DATA ENTRIES:

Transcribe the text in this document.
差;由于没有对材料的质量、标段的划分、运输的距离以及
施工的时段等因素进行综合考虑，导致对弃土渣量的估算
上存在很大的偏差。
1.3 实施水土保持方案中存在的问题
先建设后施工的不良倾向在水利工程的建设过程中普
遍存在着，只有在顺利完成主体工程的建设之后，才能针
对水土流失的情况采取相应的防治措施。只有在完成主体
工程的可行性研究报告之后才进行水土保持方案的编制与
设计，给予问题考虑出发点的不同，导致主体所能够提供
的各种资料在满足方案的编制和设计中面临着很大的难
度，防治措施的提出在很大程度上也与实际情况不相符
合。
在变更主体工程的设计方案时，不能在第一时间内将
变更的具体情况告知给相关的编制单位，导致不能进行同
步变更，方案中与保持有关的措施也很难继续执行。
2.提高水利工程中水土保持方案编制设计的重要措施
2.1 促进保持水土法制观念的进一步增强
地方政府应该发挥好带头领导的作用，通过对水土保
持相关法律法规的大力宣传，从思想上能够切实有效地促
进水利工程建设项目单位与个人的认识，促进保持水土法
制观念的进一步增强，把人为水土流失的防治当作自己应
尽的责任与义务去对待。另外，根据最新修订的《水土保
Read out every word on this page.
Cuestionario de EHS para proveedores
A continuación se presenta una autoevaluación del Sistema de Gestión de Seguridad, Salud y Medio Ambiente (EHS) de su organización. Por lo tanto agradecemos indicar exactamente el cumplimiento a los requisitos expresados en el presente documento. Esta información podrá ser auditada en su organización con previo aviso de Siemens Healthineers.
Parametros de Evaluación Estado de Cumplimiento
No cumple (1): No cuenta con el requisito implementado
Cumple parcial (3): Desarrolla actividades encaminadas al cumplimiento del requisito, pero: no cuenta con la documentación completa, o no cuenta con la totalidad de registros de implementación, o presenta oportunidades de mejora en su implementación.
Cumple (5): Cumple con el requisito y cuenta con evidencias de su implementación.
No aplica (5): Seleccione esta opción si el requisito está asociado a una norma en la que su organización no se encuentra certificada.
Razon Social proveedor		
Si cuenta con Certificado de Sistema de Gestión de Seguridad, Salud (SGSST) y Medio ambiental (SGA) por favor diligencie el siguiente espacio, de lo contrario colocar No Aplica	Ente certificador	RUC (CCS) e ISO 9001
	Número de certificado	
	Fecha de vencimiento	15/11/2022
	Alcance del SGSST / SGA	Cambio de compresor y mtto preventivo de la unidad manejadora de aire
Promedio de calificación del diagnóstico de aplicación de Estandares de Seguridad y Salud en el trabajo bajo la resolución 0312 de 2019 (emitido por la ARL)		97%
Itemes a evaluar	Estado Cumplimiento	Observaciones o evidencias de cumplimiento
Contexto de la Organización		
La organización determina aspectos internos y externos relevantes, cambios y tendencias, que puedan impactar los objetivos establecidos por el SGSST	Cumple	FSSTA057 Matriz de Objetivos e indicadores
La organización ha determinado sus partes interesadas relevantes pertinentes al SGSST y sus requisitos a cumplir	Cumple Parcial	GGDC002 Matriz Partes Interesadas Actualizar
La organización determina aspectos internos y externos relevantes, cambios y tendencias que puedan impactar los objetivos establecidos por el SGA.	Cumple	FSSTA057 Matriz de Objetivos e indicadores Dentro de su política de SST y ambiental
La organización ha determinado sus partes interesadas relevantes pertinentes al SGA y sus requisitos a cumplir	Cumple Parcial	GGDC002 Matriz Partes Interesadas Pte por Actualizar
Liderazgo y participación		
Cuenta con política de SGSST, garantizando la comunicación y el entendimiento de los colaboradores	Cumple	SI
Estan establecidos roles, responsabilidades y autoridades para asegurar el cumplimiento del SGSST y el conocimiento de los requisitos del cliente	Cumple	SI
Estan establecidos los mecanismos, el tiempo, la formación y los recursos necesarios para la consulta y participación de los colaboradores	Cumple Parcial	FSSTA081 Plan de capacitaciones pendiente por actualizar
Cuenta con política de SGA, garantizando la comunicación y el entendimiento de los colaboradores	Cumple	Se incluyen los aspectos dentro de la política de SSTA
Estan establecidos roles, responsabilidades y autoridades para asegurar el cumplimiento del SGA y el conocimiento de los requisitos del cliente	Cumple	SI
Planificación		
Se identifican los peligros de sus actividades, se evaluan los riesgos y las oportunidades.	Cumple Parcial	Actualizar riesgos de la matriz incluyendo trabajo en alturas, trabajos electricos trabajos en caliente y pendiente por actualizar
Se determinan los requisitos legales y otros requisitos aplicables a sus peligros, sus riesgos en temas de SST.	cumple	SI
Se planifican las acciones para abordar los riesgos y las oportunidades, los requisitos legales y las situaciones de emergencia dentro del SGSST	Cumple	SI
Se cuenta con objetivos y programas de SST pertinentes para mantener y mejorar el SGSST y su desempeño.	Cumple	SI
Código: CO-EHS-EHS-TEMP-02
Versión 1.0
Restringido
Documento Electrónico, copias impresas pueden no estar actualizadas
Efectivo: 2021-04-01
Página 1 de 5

TASK DIRECTIONS: Repeat all the entries word for word.

TASK OUTPUT:
Transcribe the text in this document.
差;由于没有对材料的质量、标段的划分、运输的距离以及
施工的时段等因素进行综合考虑，导致对弃土渣量的估算
上存在很大的偏差。
1.3 实施水土保持方案中存在的问题
先建设后施工的不良倾向在水利工程的建设过程中普
遍存在着，只有在顺利完成主体工程的建设之后，才能针
对水土流失的情况采取相应的防治措施。只有在完成主体
工程的可行性研究报告之后才进行水土保持方案的编制与
设计，给予问题考虑出发点的不同，导致主体所能够提供
的各种资料在满足方案的编制和设计中面临着很大的难
度，防治措施的提出在很大程度上也与实际情况不相符
合。
在变更主体工程的设计方案时，不能在第一时间内将
变更的具体情况告知给相关的编制单位，导致不能进行同
步变更，方案中与保持有关的措施也很难继续执行。
2.提高水利工程中水土保持方案编制设计的重要措施
2.1 促进保持水土法制观念的进一步增强
地方政府应该发挥好带头领导的作用，通过对水土保
持相关法律法规的大力宣传，从思想上能够切实有效地促
进水利工程建设项目单位与个人的认识，促进保持水土法
制观念的进一步增强，把人为水土流失的防治当作自己应
尽的责任与义务去对待。另外，根据最新修订的《水土保
Read out every word on this page.
Cuestionario de EHS para proveedores
A continuación se presenta una autoevaluación del Sistema de Gestión de Seguridad, Salud y Medio Ambiente (EHS) de su organización. Por lo tanto agradecemos indicar exactamente el cumplimiento a los requisitos expresados en el presente documento. Esta información podrá ser auditada en su organización con previo aviso de Siemens Healthineers.
Parametros de Evaluación Estado de Cumplimiento
No cumple (1): No cuenta con el requisito implementado
Cumple parcial (3): Desarrolla actividades encaminadas al cumplimiento del requisito, pero: no cuenta con la documentación completa, o no cuenta con la totalidad de registros de implementación, o presenta oportunidades de mejora en su implementación.
Cumple (5): Cumple con el requisito y cuenta con evidencias de su implementación.
No aplica (5): Seleccione esta opción si el requisito está asociado a una norma en la que su organización no se encuentra certificada.
Razon Social proveedor		
Si cuenta con Certificado de Sistema de Gestión de Seguridad, Salud (SGSST) y Medio ambiental (SGA) por favor diligencie el siguiente espacio, de lo contrario colocar No Aplica	Ente certificador	RUC (CCS) e ISO 9001
	Número de certificado	
	Fecha de vencimiento	15/11/2022
	Alcance del SGSST / SGA	Cambio de compresor y mtto preventivo de la unidad manejadora de aire
Promedio de calificación del diagnóstico de aplicación de Estandares de Seguridad y Salud en el trabajo bajo la resolución 0312 de 2019 (emitido por la ARL)		97%
Itemes a evaluar	Estado Cumplimiento	Observaciones o evidencias de cumplimiento
Contexto de la Organización		
La organización determina aspectos internos y externos relevantes, cambios y tendencias, que puedan impactar los objetivos establecidos por el SGSST	Cumple	FSSTA057 Matriz de Objetivos e indicadores
La organización ha determinado sus partes interesadas relevantes pertinentes al SGSST y sus requisitos a cumplir	Cumple Parcial	GGDC002 Matriz Partes Interesadas Actualizar
La organización determina aspectos internos y externos relevantes, cambios y tendencias que puedan impactar los objetivos establecidos por el SGA.	Cumple	FSSTA057 Matriz de Objetivos e indicadores Dentro de su política de SST y ambiental
La organización ha determinado sus partes interesadas relevantes pertinentes al SGA y sus requisitos a cumplir	Cumple Parcial	GGDC002 Matriz Partes Interesadas Pte por Actualizar
Liderazgo y participación		
Cuenta con política de SGSST, garantizando la comunicación y el entendimiento de los colaboradores	Cumple	SI
Estan establecidos roles, responsabilidades y autoridades para asegurar el cumplimiento del SGSST y el conocimiento de los requisitos del cliente	Cumple	SI
Estan establecidos los mecanismos, el tiempo, la formación y los recursos necesarios para la consulta y participación de los colaboradores	Cumple Parcial	FSSTA081 Plan de capacitaciones pendiente por actualizar
Cuenta con política de SGA, garantizando la comunicación y el entendimiento de los colaboradores	Cumple	Se incluyen los aspectos dentro de la política de SSTA
Estan establecidos roles, responsabilidades y autoridades para asegurar el cumplimiento del SGA y el conocimiento de los requisitos del cliente	Cumple	SI
Planificación		
Se identifican los peligros de sus actividades, se evaluan los riesgos y las oportunidades.	Cumple Parcial	Actualizar riesgos de la matriz incluyendo trabajo en alturas, trabajos electricos trabajos en caliente y pendiente por actualizar
Se determinan los requisitos legales y otros requisitos aplicables a sus peligros, sus riesgos en temas de SST.	cumple	SI
Se planifican las acciones para abordar los riesgos y las oportunidades, los requisitos legales y las situaciones de emergencia dentro del SGSST	Cumple	SI
Se cuenta con objetivos y programas de SST pertinentes para mantener y mejorar el SGSST y su desempeño.	Cumple	SI
Código: CO-EHS-EHS-TEMP-02
Versión 1.0
Restringido
Documento Electrónico, copias impresas pueden no estar actualizadas
Efectivo: 2021-04-01
Página 1 de 5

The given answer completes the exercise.